** PROBLEM **
Copy out all the records exactly.

** Saved entries **
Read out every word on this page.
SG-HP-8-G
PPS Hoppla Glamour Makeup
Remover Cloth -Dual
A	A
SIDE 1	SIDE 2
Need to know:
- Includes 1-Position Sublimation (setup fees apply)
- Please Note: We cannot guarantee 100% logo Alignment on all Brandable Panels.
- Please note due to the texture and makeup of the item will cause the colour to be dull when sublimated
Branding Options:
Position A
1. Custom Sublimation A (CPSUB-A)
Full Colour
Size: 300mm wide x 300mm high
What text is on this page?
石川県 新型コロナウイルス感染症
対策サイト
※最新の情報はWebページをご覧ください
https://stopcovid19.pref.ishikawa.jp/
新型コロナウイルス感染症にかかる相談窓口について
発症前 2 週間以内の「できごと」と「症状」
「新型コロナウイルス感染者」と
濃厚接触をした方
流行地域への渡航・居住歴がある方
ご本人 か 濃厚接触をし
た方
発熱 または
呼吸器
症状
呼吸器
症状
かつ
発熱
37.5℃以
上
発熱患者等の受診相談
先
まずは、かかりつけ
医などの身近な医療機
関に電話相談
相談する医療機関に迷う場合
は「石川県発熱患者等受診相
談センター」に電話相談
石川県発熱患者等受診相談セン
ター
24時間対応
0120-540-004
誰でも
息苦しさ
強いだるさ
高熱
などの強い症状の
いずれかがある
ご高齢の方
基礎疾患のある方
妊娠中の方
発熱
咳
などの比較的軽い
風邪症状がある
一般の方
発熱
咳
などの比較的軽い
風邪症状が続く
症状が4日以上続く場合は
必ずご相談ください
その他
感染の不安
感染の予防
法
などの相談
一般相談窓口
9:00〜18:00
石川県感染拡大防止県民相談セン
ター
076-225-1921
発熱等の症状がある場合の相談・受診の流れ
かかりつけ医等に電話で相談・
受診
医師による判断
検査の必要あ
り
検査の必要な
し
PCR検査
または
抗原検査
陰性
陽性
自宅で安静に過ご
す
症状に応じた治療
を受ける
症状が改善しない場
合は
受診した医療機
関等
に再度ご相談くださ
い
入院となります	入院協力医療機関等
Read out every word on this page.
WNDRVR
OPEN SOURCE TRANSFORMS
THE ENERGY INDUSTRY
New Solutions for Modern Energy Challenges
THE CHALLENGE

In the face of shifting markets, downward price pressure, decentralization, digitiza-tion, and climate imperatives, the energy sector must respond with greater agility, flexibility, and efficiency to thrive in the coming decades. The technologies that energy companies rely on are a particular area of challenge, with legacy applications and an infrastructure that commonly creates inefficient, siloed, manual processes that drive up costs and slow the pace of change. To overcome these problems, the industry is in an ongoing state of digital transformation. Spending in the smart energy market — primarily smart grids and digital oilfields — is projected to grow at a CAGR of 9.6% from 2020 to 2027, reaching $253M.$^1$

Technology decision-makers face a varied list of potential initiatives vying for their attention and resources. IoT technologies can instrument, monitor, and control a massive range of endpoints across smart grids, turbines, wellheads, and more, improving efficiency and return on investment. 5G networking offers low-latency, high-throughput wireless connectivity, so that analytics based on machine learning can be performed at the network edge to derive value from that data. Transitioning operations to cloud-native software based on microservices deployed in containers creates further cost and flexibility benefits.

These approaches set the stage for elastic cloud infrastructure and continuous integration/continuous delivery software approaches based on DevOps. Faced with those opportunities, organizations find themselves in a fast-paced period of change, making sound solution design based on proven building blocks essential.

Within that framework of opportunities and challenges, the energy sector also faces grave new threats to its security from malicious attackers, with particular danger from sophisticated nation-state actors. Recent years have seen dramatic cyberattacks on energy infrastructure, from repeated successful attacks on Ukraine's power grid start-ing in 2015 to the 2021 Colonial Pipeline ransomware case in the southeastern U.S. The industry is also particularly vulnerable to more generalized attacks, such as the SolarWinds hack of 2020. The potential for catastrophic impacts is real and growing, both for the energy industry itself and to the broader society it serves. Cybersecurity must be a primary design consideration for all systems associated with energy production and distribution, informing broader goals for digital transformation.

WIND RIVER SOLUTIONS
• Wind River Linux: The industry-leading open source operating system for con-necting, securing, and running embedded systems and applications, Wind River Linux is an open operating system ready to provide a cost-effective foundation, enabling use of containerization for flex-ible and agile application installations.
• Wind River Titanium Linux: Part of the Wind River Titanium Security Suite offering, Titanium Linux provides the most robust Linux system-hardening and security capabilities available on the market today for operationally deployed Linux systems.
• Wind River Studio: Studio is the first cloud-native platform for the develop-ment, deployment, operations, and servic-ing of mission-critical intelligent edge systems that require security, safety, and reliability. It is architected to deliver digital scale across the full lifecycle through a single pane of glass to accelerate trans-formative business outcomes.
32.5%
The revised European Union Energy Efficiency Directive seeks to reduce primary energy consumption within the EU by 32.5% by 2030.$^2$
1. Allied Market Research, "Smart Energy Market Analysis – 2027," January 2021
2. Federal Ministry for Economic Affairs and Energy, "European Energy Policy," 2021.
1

** FINISHED TASK **
Read out every word on this page.
SG-HP-8-G
PPS Hoppla Glamour Makeup
Remover Cloth -Dual
A	A
SIDE 1	SIDE 2
Need to know:
- Includes 1-Position Sublimation (setup fees apply)
- Please Note: We cannot guarantee 100% logo Alignment on all Brandable Panels.
- Please note due to the texture and makeup of the item will cause the colour to be dull when sublimated
Branding Options:
Position A
1. Custom Sublimation A (CPSUB-A)
Full Colour
Size: 300mm wide x 300mm high
What text is on this page?
石川県 新型コロナウイルス感染症
対策サイト
※最新の情報はWebページをご覧ください
https://stopcovid19.pref.ishikawa.jp/
新型コロナウイルス感染症にかかる相談窓口について
発症前 2 週間以内の「できごと」と「症状」
「新型コロナウイルス感染者」と
濃厚接触をした方
流行地域への渡航・居住歴がある方
ご本人 か 濃厚接触をし
た方
発熱 または
呼吸器
症状
呼吸器
症状
かつ
発熱
37.5℃以
上
発熱患者等の受診相談
先
まずは、かかりつけ
医などの身近な医療機
関に電話相談
相談する医療機関に迷う場合
は「石川県発熱患者等受診相
談センター」に電話相談
石川県発熱患者等受診相談セン
ター
24時間対応
0120-540-004
誰でも
息苦しさ
強いだるさ
高熱
などの強い症状の
いずれかがある
ご高齢の方
基礎疾患のある方
妊娠中の方
発熱
咳
などの比較的軽い
風邪症状がある
一般の方
発熱
咳
などの比較的軽い
風邪症状が続く
症状が4日以上続く場合は
必ずご相談ください
その他
感染の不安
感染の予防
法
などの相談
一般相談窓口
9:00〜18:00
石川県感染拡大防止県民相談セン
ター
076-225-1921
発熱等の症状がある場合の相談・受診の流れ
かかりつけ医等に電話で相談・
受診
医師による判断
検査の必要あ
り
検査の必要な
し
PCR検査
または
抗原検査
陰性
陽性
自宅で安静に過ご
す
症状に応じた治療
を受ける
症状が改善しない場
合は
受診した医療機
関等
に再度ご相談くださ
い
入院となります	入院協力医療機関等
Read out every word on this page.
WNDRVR
OPEN SOURCE TRANSFORMS
THE ENERGY INDUSTRY
New Solutions for Modern Energy Challenges
THE CHALLENGE

In the face of shifting markets, downward price pressure, decentralization, digitiza-tion, and climate imperatives, the energy sector must respond with greater agility, flexibility, and efficiency to thrive in the coming decades. The technologies that energy companies rely on are a particular area of challenge, with legacy applications and an infrastructure that commonly creates inefficient, siloed, manual processes that drive up costs and slow the pace of change. To overcome these problems, the industry is in an ongoing state of digital transformation. Spending in the smart energy market — primarily smart grids and digital oilfields — is projected to grow at a CAGR of 9.6% from 2020 to 2027, reaching $253M.$^1$

Technology decision-makers face a varied list of potential initiatives vying for their attention and resources. IoT technologies can instrument, monitor, and control a massive range of endpoints across smart grids, turbines, wellheads, and more, improving efficiency and return on investment. 5G networking offers low-latency, high-throughput wireless connectivity, so that analytics based on machine learning can be performed at the network edge to derive value from that data. Transitioning operations to cloud-native software based on microservices deployed in containers creates further cost and flexibility benefits.

These approaches set the stage for elastic cloud infrastructure and continuous integration/continuous delivery software approaches based on DevOps. Faced with those opportunities, organizations find themselves in a fast-paced period of change, making sound solution design based on proven building blocks essential.

Within that framework of opportunities and challenges, the energy sector also faces grave new threats to its security from malicious attackers, with particular danger from sophisticated nation-state actors. Recent years have seen dramatic cyberattacks on energy infrastructure, from repeated successful attacks on Ukraine's power grid start-ing in 2015 to the 2021 Colonial Pipeline ransomware case in the southeastern U.S. The industry is also particularly vulnerable to more generalized attacks, such as the SolarWinds hack of 2020. The potential for catastrophic impacts is real and growing, both for the energy industry itself and to the broader society it serves. Cybersecurity must be a primary design consideration for all systems associated with energy production and distribution, informing broader goals for digital transformation.

WIND RIVER SOLUTIONS
• Wind River Linux: The industry-leading open source operating system for con-necting, securing, and running embedded systems and applications, Wind River Linux is an open operating system ready to provide a cost-effective foundation, enabling use of containerization for flex-ible and agile application installations.
• Wind River Titanium Linux: Part of the Wind River Titanium Security Suite offering, Titanium Linux provides the most robust Linux system-hardening and security capabilities available on the market today for operationally deployed Linux systems.
• Wind River Studio: Studio is the first cloud-native platform for the develop-ment, deployment, operations, and servic-ing of mission-critical intelligent edge systems that require security, safety, and reliability. It is architected to deliver digital scale across the full lifecycle through a single pane of glass to accelerate trans-formative business outcomes.
32.5%
The revised European Union Energy Efficiency Directive seeks to reduce primary energy consumption within the EU by 32.5% by 2030.$^2$
1. Allied Market Research, "Smart Energy Market Analysis – 2027," January 2021
2. Federal Ministry for Economic Affairs and Energy, "European Energy Policy," 2021.
1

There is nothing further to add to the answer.